In the following material, identify every line holding the string "ausgeführten" and return it.

-- START --

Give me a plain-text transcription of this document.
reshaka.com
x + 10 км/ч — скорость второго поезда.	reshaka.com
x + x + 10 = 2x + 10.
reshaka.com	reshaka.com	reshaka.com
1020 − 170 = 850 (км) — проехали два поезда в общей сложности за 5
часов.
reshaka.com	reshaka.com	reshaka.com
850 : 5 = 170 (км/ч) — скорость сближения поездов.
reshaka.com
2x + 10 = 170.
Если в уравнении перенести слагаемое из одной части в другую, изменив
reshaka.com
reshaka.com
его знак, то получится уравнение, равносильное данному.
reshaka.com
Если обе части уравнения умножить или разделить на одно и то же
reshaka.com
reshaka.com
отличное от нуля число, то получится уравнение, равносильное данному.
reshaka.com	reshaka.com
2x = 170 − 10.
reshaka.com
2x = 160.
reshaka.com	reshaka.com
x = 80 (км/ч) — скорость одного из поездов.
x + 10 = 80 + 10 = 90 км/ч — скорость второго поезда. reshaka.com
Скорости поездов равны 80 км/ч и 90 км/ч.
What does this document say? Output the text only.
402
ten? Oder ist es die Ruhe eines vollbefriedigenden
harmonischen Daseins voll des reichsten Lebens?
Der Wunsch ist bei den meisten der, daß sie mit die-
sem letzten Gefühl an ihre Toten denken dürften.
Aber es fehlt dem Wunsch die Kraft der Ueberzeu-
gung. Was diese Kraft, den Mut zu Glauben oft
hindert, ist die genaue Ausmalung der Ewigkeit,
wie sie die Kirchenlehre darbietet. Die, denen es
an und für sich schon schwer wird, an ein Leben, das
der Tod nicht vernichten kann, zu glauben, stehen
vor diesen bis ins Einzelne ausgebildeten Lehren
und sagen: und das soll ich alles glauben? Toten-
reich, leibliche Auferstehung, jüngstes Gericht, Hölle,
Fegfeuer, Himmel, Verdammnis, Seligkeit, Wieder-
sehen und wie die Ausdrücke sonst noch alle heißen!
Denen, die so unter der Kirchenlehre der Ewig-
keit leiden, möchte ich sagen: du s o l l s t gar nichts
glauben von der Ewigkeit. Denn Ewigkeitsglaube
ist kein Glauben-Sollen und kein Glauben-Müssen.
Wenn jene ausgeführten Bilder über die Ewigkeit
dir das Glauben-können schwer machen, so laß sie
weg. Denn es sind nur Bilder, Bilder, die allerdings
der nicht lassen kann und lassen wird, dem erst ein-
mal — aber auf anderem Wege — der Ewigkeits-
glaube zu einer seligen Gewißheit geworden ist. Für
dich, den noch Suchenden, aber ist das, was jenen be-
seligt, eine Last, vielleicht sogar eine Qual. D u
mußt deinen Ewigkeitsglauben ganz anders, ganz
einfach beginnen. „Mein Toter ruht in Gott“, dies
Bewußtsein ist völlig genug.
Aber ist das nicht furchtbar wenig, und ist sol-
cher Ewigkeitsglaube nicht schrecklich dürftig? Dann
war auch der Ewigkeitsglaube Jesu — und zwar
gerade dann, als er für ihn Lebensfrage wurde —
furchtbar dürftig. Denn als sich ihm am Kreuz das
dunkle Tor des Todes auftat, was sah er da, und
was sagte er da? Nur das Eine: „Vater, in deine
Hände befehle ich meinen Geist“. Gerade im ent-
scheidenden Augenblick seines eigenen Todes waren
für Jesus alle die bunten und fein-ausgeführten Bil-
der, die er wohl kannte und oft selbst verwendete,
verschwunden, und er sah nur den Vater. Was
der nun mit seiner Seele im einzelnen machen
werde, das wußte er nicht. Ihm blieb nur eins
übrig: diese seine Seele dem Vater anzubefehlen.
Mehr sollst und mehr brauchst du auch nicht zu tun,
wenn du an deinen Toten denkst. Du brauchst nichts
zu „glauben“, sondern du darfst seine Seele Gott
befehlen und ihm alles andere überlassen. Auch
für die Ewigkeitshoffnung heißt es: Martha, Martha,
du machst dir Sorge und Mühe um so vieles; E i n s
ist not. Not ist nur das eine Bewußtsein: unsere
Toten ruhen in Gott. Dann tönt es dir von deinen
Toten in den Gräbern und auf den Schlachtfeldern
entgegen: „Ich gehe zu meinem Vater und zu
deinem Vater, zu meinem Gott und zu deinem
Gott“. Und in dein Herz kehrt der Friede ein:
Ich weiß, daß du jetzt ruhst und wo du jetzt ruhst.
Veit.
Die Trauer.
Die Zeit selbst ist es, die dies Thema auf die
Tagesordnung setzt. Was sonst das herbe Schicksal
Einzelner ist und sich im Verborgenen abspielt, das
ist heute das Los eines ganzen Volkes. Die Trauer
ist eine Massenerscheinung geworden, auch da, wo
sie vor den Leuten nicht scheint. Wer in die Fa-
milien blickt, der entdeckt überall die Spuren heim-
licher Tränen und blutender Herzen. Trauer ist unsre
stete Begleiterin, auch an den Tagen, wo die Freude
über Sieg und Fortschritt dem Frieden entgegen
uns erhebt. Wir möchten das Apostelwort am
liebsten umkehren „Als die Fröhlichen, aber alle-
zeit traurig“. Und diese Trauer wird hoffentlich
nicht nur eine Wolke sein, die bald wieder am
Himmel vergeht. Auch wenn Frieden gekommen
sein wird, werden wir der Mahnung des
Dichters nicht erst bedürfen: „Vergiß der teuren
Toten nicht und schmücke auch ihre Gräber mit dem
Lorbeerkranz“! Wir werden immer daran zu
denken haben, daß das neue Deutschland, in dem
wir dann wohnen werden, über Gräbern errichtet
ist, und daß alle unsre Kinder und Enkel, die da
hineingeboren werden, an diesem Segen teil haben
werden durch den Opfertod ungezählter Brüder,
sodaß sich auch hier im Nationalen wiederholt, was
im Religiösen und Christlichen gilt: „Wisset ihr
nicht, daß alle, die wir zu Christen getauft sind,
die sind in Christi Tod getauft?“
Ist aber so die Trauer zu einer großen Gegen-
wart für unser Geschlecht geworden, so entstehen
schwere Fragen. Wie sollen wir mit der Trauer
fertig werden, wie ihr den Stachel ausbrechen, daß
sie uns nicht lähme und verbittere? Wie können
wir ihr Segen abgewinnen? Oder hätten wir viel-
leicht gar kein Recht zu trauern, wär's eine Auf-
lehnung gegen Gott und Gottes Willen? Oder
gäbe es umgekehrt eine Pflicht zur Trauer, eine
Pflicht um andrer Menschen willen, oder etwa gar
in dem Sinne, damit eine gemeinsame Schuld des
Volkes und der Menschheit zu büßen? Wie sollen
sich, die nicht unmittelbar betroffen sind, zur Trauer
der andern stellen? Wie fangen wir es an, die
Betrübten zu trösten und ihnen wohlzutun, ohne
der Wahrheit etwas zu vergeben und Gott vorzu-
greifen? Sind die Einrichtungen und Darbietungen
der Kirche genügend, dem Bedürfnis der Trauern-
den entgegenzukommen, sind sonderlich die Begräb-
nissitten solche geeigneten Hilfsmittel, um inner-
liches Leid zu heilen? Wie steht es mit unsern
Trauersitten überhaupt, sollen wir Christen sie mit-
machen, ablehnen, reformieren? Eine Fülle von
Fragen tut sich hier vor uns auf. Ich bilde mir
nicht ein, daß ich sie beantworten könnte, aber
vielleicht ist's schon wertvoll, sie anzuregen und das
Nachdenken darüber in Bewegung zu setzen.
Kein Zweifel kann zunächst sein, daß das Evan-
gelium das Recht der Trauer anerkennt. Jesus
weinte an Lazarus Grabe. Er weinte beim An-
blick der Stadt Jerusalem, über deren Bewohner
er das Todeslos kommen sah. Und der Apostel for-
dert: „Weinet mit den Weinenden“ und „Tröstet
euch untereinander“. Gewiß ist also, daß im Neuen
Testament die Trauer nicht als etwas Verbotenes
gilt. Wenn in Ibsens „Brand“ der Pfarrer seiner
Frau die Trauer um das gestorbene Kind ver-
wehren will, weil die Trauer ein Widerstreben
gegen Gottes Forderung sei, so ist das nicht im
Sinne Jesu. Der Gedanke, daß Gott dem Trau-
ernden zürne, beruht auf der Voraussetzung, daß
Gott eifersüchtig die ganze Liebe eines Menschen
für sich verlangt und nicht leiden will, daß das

-- END --

Output of the task |
Wenn jene ausgeführten Bilder über die Ewigkeit
für Jesus alle die bunten und fein-ausgeführten Bil-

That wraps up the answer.